• _Recorded data_
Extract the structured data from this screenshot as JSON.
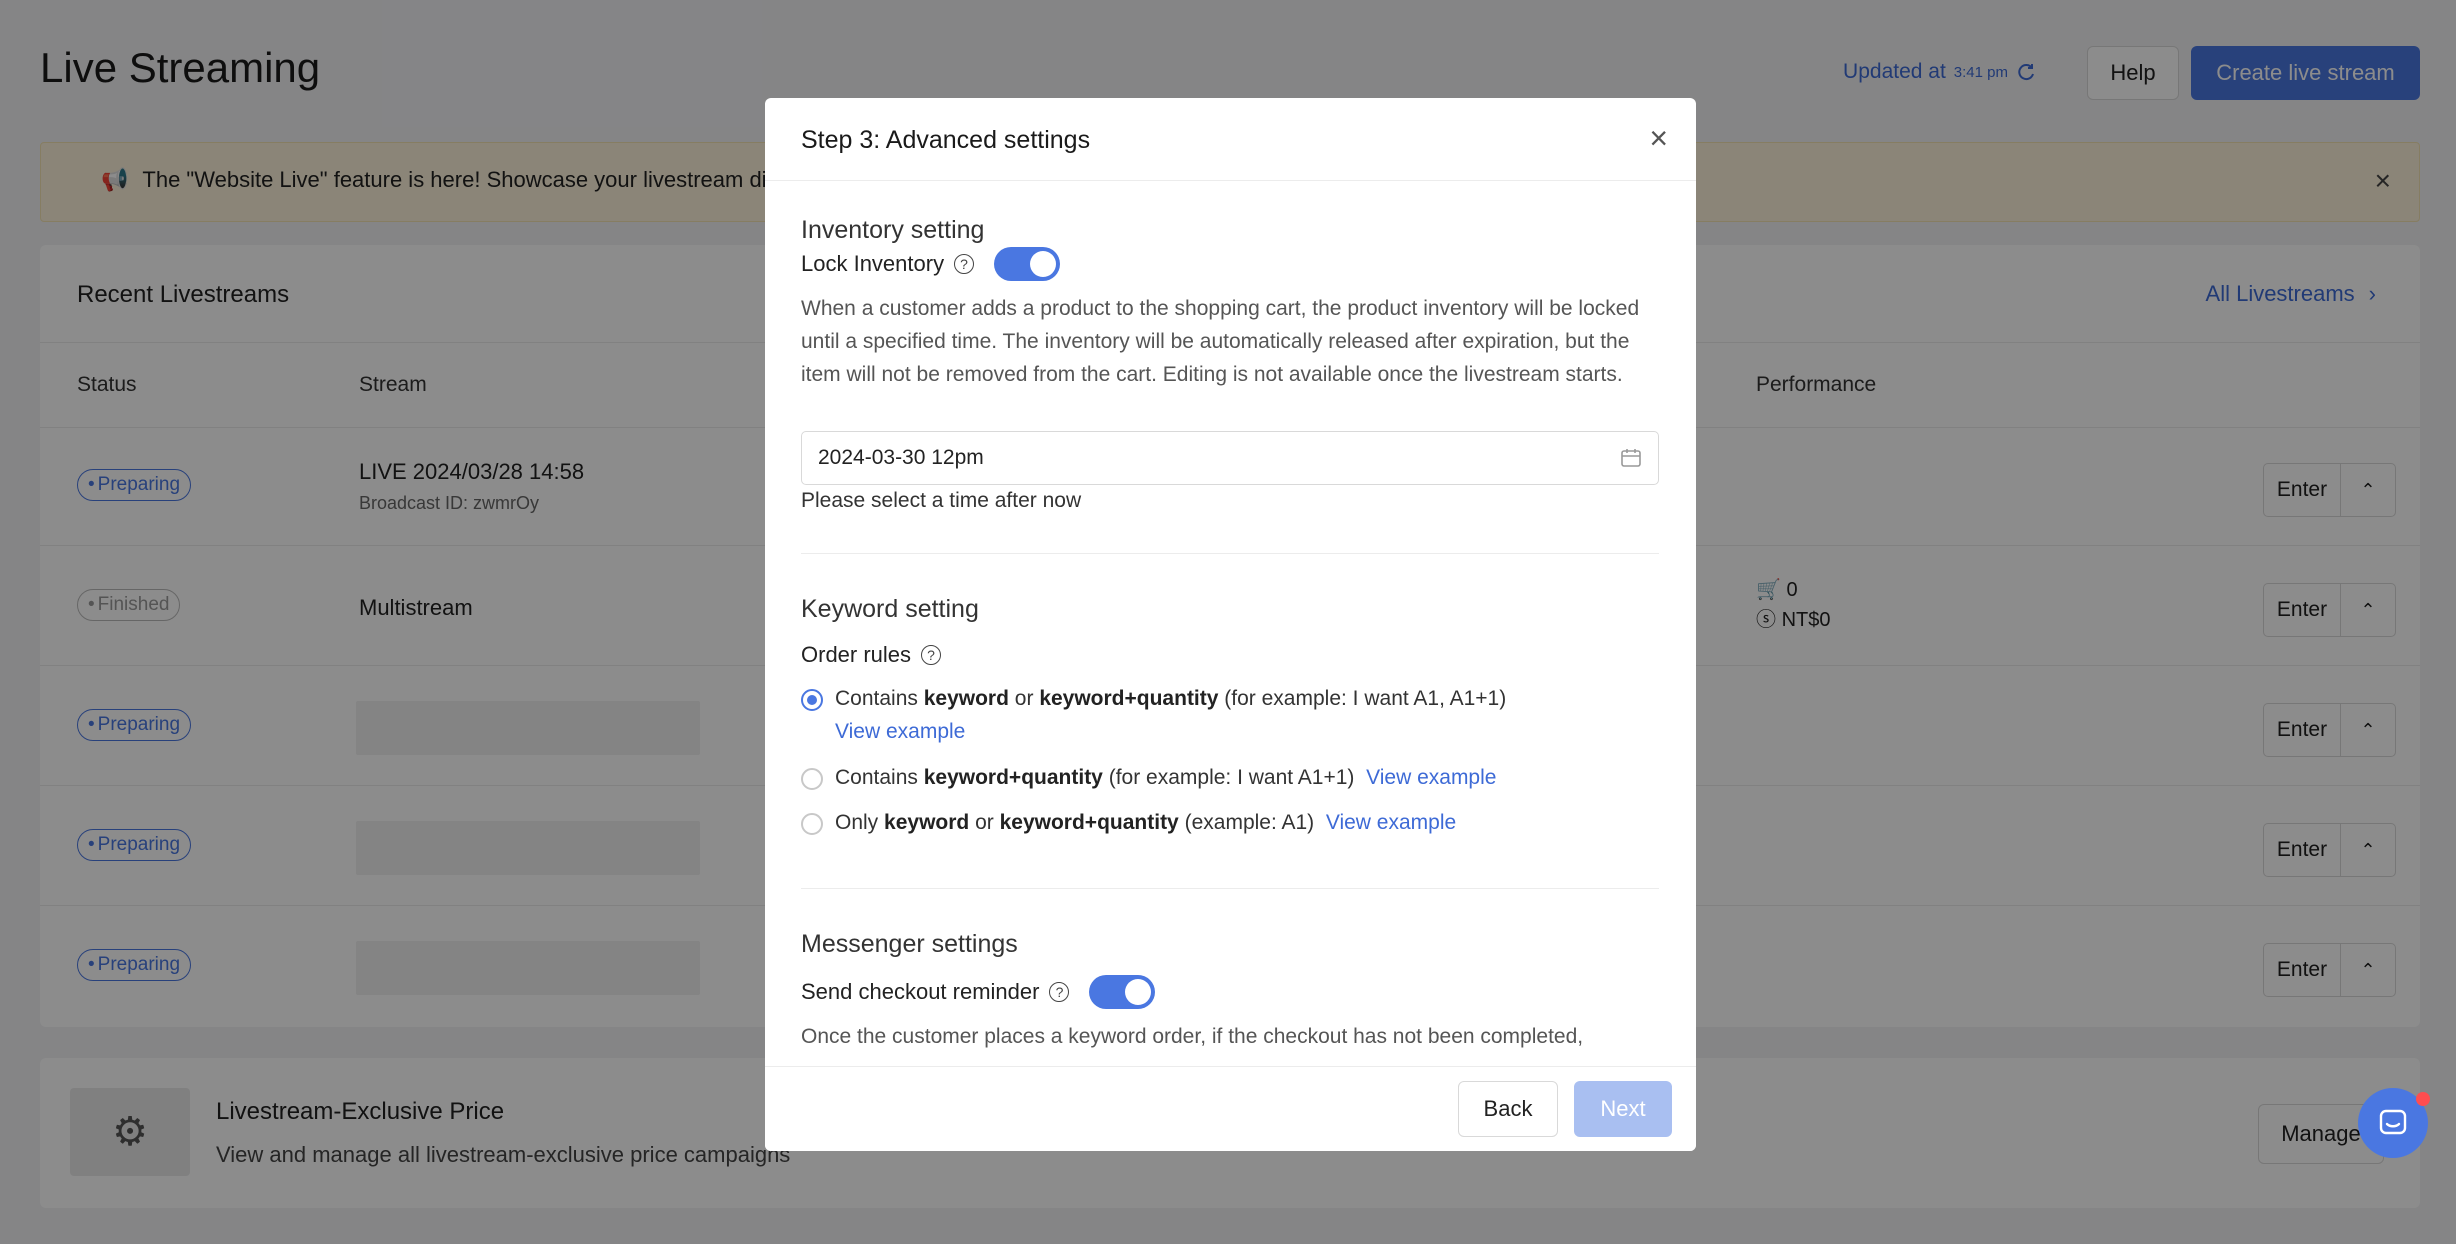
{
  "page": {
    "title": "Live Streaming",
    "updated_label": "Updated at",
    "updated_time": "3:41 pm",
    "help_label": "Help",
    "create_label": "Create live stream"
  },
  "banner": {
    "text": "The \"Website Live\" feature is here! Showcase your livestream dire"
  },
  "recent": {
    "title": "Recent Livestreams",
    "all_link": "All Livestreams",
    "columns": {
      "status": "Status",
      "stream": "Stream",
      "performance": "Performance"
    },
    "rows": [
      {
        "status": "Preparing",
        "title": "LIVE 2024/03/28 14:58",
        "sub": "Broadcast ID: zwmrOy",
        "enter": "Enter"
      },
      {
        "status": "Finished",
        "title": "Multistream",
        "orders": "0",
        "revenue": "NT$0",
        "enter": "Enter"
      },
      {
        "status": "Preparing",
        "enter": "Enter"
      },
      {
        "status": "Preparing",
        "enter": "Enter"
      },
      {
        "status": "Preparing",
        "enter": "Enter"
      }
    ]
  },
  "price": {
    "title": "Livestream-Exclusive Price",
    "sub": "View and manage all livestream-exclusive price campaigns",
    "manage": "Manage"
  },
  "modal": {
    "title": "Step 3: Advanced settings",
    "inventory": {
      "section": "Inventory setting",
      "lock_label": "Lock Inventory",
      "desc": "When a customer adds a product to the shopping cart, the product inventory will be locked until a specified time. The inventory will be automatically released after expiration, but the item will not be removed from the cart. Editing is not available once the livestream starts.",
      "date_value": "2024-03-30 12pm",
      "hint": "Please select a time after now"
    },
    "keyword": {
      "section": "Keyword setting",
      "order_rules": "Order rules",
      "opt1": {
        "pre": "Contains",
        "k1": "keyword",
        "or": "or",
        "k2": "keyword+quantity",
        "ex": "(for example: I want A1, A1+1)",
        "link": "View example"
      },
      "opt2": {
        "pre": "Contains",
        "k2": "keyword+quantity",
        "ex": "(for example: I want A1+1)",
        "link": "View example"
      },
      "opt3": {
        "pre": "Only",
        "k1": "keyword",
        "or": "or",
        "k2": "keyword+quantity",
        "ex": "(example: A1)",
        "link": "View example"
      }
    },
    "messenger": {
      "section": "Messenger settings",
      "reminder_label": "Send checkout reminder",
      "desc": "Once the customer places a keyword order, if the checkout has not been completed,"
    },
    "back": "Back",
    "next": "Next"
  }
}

• _Written instruction_
Extract every line containing the string "settings" from the material.

• _Exercise answer_
    "title": "Step 3: Advanced settings",
      "section": "Messenger settings",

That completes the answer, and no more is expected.